PROBLEM:
Every line in the listing is to be echoed verbatim.

=== PROVIDED RECORDS ===

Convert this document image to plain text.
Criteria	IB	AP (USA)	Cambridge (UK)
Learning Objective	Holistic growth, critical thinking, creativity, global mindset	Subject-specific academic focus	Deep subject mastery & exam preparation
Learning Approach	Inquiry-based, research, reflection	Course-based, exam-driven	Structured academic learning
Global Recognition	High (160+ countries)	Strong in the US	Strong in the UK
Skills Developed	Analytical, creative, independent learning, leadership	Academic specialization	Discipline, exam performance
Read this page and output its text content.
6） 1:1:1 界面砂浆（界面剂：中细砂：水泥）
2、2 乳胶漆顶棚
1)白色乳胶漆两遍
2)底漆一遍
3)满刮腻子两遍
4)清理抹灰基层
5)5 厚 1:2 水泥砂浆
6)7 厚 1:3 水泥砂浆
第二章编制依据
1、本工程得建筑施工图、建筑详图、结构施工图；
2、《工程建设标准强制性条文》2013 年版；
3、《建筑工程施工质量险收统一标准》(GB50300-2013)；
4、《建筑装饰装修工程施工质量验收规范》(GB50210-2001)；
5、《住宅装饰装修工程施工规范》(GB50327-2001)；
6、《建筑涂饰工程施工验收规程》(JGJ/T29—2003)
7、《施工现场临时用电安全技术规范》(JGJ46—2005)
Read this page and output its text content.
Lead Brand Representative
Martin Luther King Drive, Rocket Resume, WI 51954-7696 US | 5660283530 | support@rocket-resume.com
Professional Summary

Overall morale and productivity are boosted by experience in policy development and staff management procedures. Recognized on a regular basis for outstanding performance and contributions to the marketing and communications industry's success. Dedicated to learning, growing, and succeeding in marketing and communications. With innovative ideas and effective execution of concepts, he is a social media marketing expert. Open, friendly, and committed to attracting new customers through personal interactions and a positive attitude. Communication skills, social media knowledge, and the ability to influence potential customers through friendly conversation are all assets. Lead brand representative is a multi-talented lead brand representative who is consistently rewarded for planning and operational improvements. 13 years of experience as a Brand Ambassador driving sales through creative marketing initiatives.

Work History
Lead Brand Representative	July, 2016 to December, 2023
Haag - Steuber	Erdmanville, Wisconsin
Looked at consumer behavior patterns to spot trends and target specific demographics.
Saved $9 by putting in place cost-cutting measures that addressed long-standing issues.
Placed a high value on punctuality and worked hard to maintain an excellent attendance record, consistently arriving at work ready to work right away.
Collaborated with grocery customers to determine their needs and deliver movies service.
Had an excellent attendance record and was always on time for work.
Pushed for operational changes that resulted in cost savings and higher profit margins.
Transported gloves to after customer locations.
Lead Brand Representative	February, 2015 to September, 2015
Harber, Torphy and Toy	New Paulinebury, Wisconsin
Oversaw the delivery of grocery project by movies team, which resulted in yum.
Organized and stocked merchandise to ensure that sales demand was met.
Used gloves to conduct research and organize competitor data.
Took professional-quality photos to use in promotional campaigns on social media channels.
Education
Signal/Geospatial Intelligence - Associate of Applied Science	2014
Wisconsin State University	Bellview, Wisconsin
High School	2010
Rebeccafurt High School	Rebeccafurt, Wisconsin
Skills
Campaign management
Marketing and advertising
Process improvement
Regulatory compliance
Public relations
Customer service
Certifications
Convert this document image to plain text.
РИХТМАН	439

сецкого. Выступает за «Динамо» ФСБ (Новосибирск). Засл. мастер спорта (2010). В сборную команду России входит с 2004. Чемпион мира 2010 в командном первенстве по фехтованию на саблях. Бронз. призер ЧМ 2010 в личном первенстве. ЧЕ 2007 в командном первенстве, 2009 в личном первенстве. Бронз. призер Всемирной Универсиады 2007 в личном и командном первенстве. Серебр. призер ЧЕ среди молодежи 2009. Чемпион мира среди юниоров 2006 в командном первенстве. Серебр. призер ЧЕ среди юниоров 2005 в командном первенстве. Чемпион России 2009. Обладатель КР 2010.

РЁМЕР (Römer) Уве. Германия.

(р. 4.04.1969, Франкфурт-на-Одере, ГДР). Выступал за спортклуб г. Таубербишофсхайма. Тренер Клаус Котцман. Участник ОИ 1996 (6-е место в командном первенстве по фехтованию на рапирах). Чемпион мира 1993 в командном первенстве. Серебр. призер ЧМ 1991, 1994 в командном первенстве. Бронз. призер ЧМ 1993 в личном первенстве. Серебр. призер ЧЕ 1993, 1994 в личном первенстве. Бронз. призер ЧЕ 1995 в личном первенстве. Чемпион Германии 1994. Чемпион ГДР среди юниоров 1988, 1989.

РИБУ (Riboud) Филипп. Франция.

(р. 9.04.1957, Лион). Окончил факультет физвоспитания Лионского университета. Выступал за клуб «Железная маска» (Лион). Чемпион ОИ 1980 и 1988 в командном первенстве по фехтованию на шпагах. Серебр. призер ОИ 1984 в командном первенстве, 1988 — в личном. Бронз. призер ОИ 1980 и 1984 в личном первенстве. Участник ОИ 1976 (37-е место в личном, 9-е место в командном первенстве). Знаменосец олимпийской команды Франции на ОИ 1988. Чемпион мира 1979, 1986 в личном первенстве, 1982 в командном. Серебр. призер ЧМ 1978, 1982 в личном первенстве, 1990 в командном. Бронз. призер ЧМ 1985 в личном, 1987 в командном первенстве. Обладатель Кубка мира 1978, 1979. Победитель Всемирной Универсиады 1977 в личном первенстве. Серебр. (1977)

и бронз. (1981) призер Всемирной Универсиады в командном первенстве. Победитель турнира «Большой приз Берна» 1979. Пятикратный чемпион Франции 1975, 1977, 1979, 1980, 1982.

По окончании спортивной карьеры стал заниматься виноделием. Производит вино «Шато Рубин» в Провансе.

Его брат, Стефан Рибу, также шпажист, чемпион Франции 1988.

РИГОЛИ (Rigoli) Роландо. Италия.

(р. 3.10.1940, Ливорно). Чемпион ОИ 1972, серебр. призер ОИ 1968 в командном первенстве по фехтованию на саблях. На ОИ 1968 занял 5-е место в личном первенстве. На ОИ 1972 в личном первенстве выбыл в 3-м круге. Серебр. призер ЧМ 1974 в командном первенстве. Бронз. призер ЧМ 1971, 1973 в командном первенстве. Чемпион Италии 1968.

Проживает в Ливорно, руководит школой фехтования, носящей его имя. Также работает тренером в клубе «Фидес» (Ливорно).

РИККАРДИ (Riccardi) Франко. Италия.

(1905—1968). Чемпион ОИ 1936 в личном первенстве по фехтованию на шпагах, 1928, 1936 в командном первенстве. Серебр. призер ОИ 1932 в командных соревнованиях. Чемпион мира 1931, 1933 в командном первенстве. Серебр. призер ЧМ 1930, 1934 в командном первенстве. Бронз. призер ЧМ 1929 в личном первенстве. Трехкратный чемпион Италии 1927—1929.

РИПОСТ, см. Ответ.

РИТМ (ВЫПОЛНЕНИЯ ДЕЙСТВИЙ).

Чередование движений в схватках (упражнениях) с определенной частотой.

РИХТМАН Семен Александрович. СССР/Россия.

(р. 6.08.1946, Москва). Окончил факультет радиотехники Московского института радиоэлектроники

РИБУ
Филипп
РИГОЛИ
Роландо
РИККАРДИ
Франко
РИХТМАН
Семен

===

RESULT OF THE EXERCISE:
Convert this document image to plain text.
Criteria	IB	AP (USA)	Cambridge (UK)
Learning Objective	Holistic growth, critical thinking, creativity, global mindset	Subject-specific academic focus	Deep subject mastery & exam preparation
Learning Approach	Inquiry-based, research, reflection	Course-based, exam-driven	Structured academic learning
Global Recognition	High (160+ countries)	Strong in the US	Strong in the UK
Skills Developed	Analytical, creative, independent learning, leadership	Academic specialization	Discipline, exam performance
Read this page and output its text content.
6） 1:1:1 界面砂浆（界面剂：中细砂：水泥）
2、2 乳胶漆顶棚
1)白色乳胶漆两遍
2)底漆一遍
3)满刮腻子两遍
4)清理抹灰基层
5)5 厚 1:2 水泥砂浆
6)7 厚 1:3 水泥砂浆
第二章编制依据
1、本工程得建筑施工图、建筑详图、结构施工图；
2、《工程建设标准强制性条文》2013 年版；
3、《建筑工程施工质量险收统一标准》(GB50300-2013)；
4、《建筑装饰装修工程施工质量验收规范》(GB50210-2001)；
5、《住宅装饰装修工程施工规范》(GB50327-2001)；
6、《建筑涂饰工程施工验收规程》(JGJ/T29—2003)
7、《施工现场临时用电安全技术规范》(JGJ46—2005)
Read this page and output its text content.
Lead Brand Representative
Martin Luther King Drive, Rocket Resume, WI 51954-7696 US | 5660283530 | support@rocket-resume.com
Professional Summary

Overall morale and productivity are boosted by experience in policy development and staff management procedures. Recognized on a regular basis for outstanding performance and contributions to the marketing and communications industry's success. Dedicated to learning, growing, and succeeding in marketing and communications. With innovative ideas and effective execution of concepts, he is a social media marketing expert. Open, friendly, and committed to attracting new customers through personal interactions and a positive attitude. Communication skills, social media knowledge, and the ability to influence potential customers through friendly conversation are all assets. Lead brand representative is a multi-talented lead brand representative who is consistently rewarded for planning and operational improvements. 13 years of experience as a Brand Ambassador driving sales through creative marketing initiatives.

Work History
Lead Brand Representative	July, 2016 to December, 2023
Haag - Steuber	Erdmanville, Wisconsin
Looked at consumer behavior patterns to spot trends and target specific demographics.
Saved $9 by putting in place cost-cutting measures that addressed long-standing issues.
Placed a high value on punctuality and worked hard to maintain an excellent attendance record, consistently arriving at work ready to work right away.
Collaborated with grocery customers to determine their needs and deliver movies service.
Had an excellent attendance record and was always on time for work.
Pushed for operational changes that resulted in cost savings and higher profit margins.
Transported gloves to after customer locations.
Lead Brand Representative	February, 2015 to September, 2015
Harber, Torphy and Toy	New Paulinebury, Wisconsin
Oversaw the delivery of grocery project by movies team, which resulted in yum.
Organized and stocked merchandise to ensure that sales demand was met.
Used gloves to conduct research and organize competitor data.
Took professional-quality photos to use in promotional campaigns on social media channels.
Education
Signal/Geospatial Intelligence - Associate of Applied Science	2014
Wisconsin State University	Bellview, Wisconsin
High School	2010
Rebeccafurt High School	Rebeccafurt, Wisconsin
Skills
Campaign management
Marketing and advertising
Process improvement
Regulatory compliance
Public relations
Customer service
Certifications
Convert this document image to plain text.
РИХТМАН	439

сецкого. Выступает за «Динамо» ФСБ (Новосибирск). Засл. мастер спорта (2010). В сборную команду России входит с 2004. Чемпион мира 2010 в командном первенстве по фехтованию на саблях. Бронз. призер ЧМ 2010 в личном первенстве. ЧЕ 2007 в командном первенстве, 2009 в личном первенстве. Бронз. призер Всемирной Универсиады 2007 в личном и командном первенстве. Серебр. призер ЧЕ среди молодежи 2009. Чемпион мира среди юниоров 2006 в командном первенстве. Серебр. призер ЧЕ среди юниоров 2005 в командном первенстве. Чемпион России 2009. Обладатель КР 2010.

РЁМЕР (Römer) Уве. Германия.

(р. 4.04.1969, Франкфурт-на-Одере, ГДР). Выступал за спортклуб г. Таубербишофсхайма. Тренер Клаус Котцман. Участник ОИ 1996 (6-е место в командном первенстве по фехтованию на рапирах). Чемпион мира 1993 в командном первенстве. Серебр. призер ЧМ 1991, 1994 в командном первенстве. Бронз. призер ЧМ 1993 в личном первенстве. Серебр. призер ЧЕ 1993, 1994 в личном первенстве. Бронз. призер ЧЕ 1995 в личном первенстве. Чемпион Германии 1994. Чемпион ГДР среди юниоров 1988, 1989.

РИБУ (Riboud) Филипп. Франция.

(р. 9.04.1957, Лион). Окончил факультет физвоспитания Лионского университета. Выступал за клуб «Железная маска» (Лион). Чемпион ОИ 1980 и 1988 в командном первенстве по фехтованию на шпагах. Серебр. призер ОИ 1984 в командном первенстве, 1988 — в личном. Бронз. призер ОИ 1980 и 1984 в личном первенстве. Участник ОИ 1976 (37-е место в личном, 9-е место в командном первенстве). Знаменосец олимпийской команды Франции на ОИ 1988. Чемпион мира 1979, 1986 в личном первенстве, 1982 в командном. Серебр. призер ЧМ 1978, 1982 в личном первенстве, 1990 в командном. Бронз. призер ЧМ 1985 в личном, 1987 в командном первенстве. Обладатель Кубка мира 1978, 1979. Победитель Всемирной Универсиады 1977 в личном первенстве. Серебр. (1977)

и бронз. (1981) призер Всемирной Универсиады в командном первенстве. Победитель турнира «Большой приз Берна» 1979. Пятикратный чемпион Франции 1975, 1977, 1979, 1980, 1982.

По окончании спортивной карьеры стал заниматься виноделием. Производит вино «Шато Рубин» в Провансе.

Его брат, Стефан Рибу, также шпажист, чемпион Франции 1988.

РИГОЛИ (Rigoli) Роландо. Италия.

(р. 3.10.1940, Ливорно). Чемпион ОИ 1972, серебр. призер ОИ 1968 в командном первенстве по фехтованию на саблях. На ОИ 1968 занял 5-е место в личном первенстве. На ОИ 1972 в личном первенстве выбыл в 3-м круге. Серебр. призер ЧМ 1974 в командном первенстве. Бронз. призер ЧМ 1971, 1973 в командном первенстве. Чемпион Италии 1968.

Проживает в Ливорно, руководит школой фехтования, носящей его имя. Также работает тренером в клубе «Фидес» (Ливорно).

РИККАРДИ (Riccardi) Франко. Италия.

(1905—1968). Чемпион ОИ 1936 в личном первенстве по фехтованию на шпагах, 1928, 1936 в командном первенстве. Серебр. призер ОИ 1932 в командных соревнованиях. Чемпион мира 1931, 1933 в командном первенстве. Серебр. призер ЧМ 1930, 1934 в командном первенстве. Бронз. призер ЧМ 1929 в личном первенстве. Трехкратный чемпион Италии 1927—1929.

РИПОСТ, см. Ответ.

РИТМ (ВЫПОЛНЕНИЯ ДЕЙСТВИЙ).

Чередование движений в схватках (упражнениях) с определенной частотой.

РИХТМАН Семен Александрович. СССР/Россия.

(р. 6.08.1946, Москва). Окончил факультет радиотехники Московского института радиоэлектроники

РИБУ
Филипп
РИГОЛИ
Роландо
РИККАРДИ
Франко
РИХТМАН
Семен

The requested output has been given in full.